Can you rewrite the passage on Yokai from "Yokai (妖怪) is" up to and including "lands of Japan.", changing every "bizarre" to "peculiar"?

◆ DOCUMENT EXCERPT:
——
Yokai (妖怪) is the collective name for all of the bizarre supernatural monsters, spirits, ghosts, demons & unexplained phenomenon in Japanese folklore, encircled by rich spiritual traditions, legends and mythology.
In ancient times, the Japanese people imagined that all of the inexplicable or unaccountable phenomenon in the natural world were the deeds of "Yokai". Over time, these Yokai were given shapes and names and many came to be venerated. These bizarre creatures come in all shapes and sizes from the mountains, caves, forests, rivers and shadow lands of Japan.
From the ancient past, to the present day, Yokai have been immensely popular in Japanese culture. The term "Yokai" originated from the 8th century, but did not become synonymous with "strange, supernatural creatures and occurrences" until the 19th century "Yokai boom" during Japan's Meiji Period. Many legends about the existence of these creatures persist to this day, the culture of Yokai and it's huge variety and plethora of uncanny creatures provides a unique window into the Japanese mind.
Before the term "Yokai" became commonplace in Meiji era Japan, these invisible shapeshifting monsters were referred to as Mononoke (物の怪; something spooky or unexplainable), Oni (鬼; demons, ogres and trolls) or bakemono (化け物; goblin, ghost, phantom, monster). All of these thousands of Yokai creatures range from being mischievous to being malevolent and some bring good fortune to those who encounter them in the world.
——
Collected data
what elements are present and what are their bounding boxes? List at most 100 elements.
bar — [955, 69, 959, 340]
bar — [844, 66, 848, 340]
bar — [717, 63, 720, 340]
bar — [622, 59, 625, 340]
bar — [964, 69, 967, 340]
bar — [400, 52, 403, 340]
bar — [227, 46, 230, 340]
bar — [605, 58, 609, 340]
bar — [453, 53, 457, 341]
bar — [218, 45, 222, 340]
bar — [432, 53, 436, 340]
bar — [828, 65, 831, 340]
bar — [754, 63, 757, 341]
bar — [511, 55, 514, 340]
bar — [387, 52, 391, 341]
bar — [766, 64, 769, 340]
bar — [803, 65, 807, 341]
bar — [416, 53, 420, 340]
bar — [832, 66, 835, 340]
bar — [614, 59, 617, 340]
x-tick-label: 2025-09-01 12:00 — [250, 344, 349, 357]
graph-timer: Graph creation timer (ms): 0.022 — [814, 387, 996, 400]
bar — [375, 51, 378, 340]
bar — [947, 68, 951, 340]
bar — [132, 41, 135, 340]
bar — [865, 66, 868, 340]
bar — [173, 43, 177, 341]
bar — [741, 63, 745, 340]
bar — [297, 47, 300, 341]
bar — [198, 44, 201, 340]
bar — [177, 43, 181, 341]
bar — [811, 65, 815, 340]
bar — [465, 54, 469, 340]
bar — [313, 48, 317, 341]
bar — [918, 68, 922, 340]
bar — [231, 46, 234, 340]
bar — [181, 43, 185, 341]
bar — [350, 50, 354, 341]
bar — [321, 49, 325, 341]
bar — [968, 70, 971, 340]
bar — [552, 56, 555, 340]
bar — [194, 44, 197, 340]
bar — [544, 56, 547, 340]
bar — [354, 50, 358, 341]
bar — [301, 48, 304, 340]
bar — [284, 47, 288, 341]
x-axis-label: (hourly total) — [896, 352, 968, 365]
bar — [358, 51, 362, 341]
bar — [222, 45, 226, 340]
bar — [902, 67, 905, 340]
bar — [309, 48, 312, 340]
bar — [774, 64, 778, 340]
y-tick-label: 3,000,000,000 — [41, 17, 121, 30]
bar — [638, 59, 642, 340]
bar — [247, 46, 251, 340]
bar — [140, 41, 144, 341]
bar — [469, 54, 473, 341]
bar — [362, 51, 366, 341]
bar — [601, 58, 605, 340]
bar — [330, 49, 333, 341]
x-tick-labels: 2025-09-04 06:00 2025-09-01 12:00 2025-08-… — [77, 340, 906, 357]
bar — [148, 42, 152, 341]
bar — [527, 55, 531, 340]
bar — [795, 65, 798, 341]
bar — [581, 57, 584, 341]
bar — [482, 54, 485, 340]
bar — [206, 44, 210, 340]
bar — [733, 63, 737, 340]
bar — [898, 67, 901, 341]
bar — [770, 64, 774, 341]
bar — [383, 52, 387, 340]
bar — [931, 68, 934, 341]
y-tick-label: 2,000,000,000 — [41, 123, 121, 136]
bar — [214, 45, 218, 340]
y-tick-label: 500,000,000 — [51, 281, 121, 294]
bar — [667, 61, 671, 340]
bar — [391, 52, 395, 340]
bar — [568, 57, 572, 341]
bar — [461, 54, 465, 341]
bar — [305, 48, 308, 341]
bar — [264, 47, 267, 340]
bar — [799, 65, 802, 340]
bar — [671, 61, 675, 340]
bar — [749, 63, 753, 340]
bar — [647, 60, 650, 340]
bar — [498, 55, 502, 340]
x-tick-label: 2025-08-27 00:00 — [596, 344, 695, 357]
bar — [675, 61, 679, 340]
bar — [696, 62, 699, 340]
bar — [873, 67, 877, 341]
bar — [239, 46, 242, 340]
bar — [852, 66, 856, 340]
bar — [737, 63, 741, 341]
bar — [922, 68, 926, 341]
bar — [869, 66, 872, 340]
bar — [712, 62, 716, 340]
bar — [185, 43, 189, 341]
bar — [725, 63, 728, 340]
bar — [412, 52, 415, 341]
——
◆ ANSWER:
Yokai (妖怪) is the collective name for all of the peculiar supernatural monsters, spirits, ghosts, demons & unexplained phenomenon in Japanese folklore, encircled by rich spiritual traditions, legends and mythology.
In ancient times, the Japanese people imagined that all of the inexplicable or unaccountable phenomenon in the natural world were the deeds of "Yokai". Over time, these Yokai were given shapes and names and many came to be venerated. These peculiar creatures come in all shapes and sizes from the mountains, caves, forests, rivers and shadow lands of Japan.